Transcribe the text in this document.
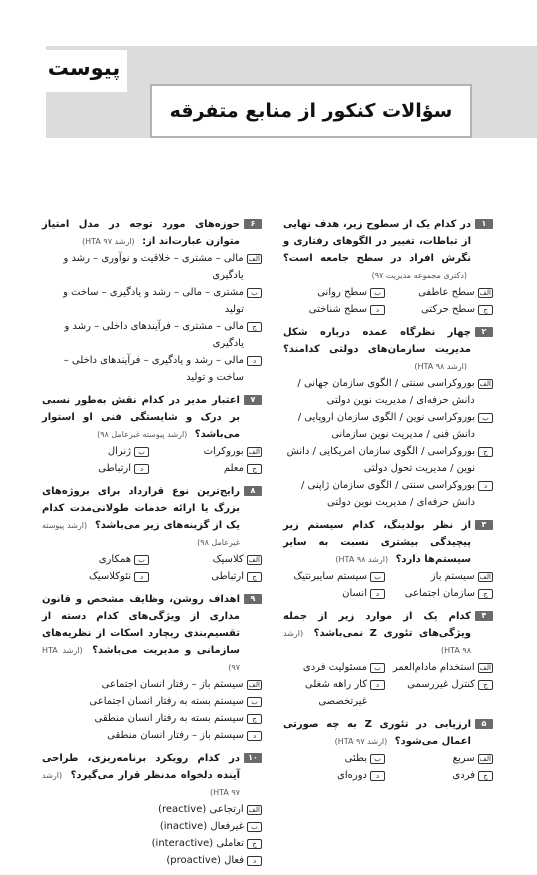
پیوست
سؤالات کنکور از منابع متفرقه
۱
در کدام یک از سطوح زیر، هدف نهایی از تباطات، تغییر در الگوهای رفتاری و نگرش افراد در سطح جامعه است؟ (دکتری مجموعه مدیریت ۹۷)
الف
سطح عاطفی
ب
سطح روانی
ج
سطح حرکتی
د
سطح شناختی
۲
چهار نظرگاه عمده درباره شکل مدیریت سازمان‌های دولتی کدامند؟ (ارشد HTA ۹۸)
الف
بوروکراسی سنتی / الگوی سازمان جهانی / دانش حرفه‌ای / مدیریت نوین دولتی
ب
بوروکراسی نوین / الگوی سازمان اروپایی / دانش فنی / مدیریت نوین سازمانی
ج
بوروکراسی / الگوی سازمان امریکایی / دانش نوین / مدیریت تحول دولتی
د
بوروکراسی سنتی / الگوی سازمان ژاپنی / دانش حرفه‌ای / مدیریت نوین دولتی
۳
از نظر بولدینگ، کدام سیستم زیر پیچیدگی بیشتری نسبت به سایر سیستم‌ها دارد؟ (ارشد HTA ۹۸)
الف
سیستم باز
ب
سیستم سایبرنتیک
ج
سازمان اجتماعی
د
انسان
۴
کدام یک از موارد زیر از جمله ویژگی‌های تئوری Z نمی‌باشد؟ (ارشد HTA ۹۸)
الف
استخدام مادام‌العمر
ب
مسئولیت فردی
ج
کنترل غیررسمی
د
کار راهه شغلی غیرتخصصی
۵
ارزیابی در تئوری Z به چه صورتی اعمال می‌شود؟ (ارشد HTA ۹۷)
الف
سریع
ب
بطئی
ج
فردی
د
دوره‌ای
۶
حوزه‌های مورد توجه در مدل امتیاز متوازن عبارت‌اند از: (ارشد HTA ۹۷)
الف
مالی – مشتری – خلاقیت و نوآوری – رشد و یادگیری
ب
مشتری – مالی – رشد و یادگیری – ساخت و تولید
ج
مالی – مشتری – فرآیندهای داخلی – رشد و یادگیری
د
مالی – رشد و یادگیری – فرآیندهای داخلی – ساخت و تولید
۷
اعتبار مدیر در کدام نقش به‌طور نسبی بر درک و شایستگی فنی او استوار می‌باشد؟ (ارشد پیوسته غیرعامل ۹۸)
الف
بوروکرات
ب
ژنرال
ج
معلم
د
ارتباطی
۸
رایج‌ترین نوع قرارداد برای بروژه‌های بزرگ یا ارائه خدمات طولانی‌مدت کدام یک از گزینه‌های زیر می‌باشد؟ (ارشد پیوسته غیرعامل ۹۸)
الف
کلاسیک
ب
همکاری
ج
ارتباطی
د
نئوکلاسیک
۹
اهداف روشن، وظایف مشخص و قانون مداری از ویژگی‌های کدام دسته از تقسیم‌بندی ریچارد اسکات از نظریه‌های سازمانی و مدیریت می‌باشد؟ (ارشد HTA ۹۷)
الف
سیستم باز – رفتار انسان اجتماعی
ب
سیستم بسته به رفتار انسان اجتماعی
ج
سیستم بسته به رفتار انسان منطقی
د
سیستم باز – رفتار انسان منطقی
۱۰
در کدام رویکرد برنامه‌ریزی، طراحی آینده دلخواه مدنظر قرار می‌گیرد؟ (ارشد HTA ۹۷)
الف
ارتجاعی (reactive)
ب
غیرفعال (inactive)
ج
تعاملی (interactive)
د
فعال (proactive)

* * *

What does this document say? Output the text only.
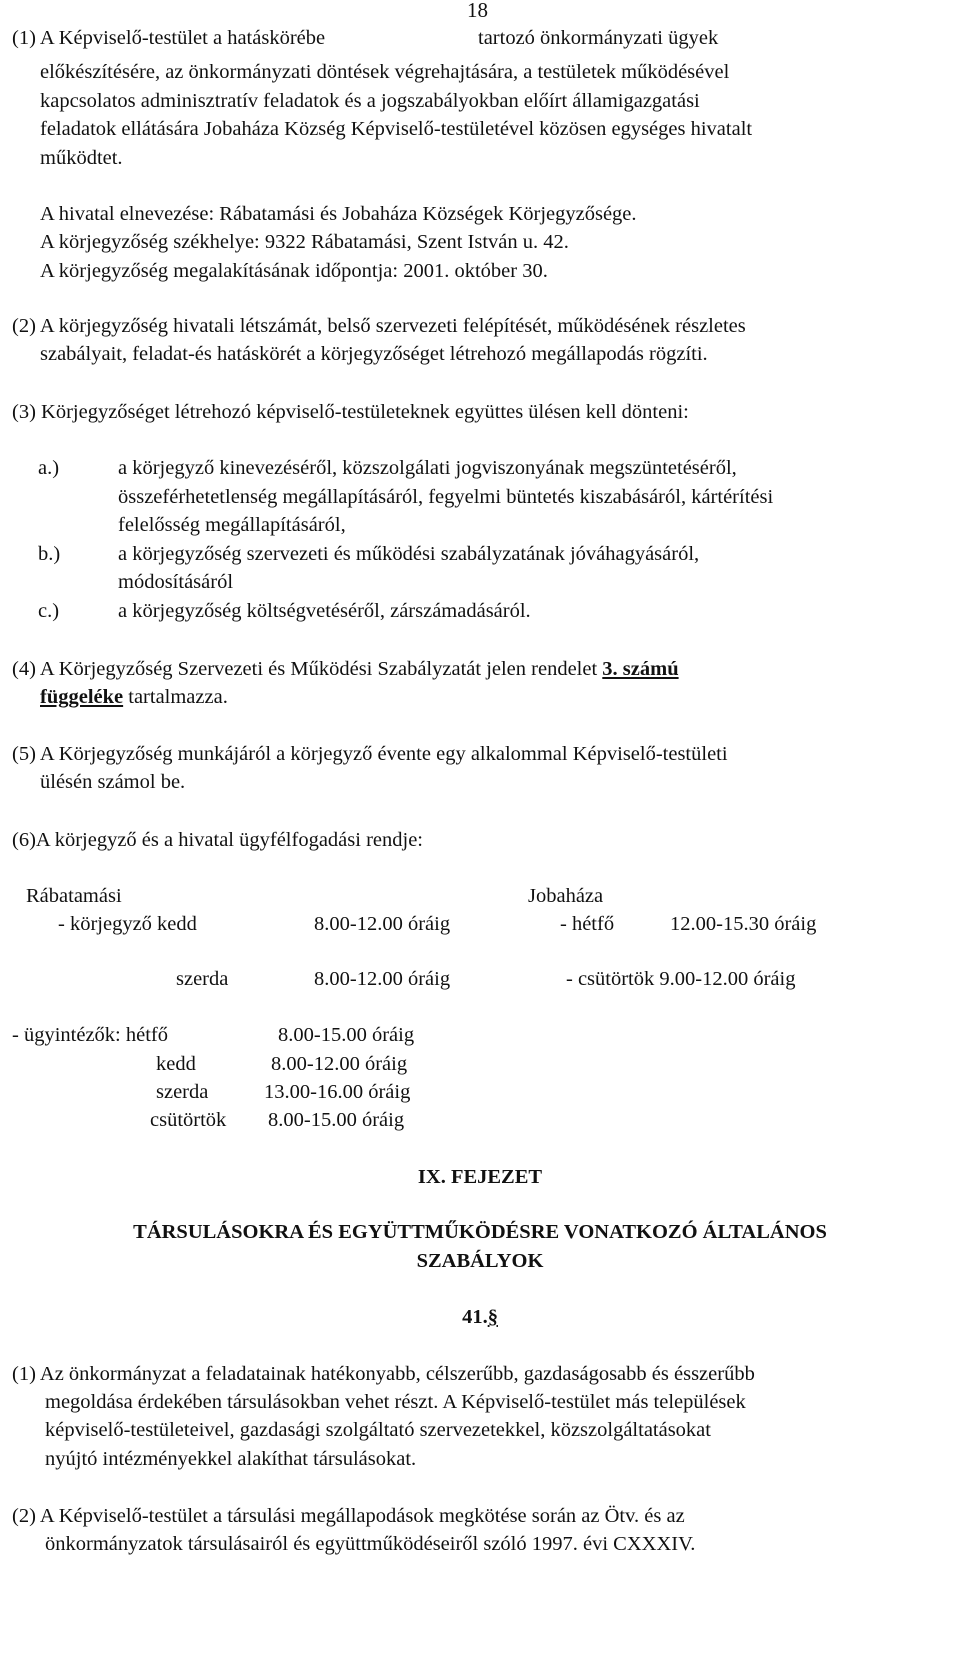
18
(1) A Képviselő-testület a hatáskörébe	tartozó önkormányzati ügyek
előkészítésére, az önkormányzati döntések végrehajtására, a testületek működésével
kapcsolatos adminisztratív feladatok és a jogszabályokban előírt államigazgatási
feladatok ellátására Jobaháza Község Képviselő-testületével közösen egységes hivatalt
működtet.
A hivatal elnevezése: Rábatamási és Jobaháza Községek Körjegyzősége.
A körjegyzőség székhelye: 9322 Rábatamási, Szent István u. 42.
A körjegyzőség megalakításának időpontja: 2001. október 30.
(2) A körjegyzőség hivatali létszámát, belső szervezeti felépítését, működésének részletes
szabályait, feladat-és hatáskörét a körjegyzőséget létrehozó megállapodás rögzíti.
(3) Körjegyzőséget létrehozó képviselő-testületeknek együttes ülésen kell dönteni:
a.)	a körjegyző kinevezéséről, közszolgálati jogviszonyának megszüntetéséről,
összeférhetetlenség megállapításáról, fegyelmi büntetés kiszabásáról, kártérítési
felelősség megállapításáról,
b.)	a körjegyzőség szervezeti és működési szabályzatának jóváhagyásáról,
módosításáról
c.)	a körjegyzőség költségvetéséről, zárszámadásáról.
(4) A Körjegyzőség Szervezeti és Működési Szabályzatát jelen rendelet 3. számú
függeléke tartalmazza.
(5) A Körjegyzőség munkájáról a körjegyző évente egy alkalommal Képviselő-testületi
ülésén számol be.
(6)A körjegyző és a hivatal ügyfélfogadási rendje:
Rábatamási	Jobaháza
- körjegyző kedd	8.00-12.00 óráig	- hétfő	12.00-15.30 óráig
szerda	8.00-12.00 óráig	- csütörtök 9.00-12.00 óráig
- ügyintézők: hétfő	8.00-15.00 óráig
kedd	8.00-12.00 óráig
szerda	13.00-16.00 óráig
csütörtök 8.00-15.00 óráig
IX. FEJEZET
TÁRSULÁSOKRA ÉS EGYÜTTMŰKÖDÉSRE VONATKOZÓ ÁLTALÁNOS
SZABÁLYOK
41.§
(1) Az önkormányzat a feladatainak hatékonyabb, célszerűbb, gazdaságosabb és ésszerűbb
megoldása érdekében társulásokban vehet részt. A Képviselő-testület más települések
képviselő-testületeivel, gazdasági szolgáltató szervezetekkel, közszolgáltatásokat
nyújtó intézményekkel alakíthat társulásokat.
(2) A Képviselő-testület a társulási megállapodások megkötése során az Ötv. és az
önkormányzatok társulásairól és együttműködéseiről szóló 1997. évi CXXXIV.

Description of the task> Only a number is wanted: how many lines above include "سازمانی"?

Task solution> 2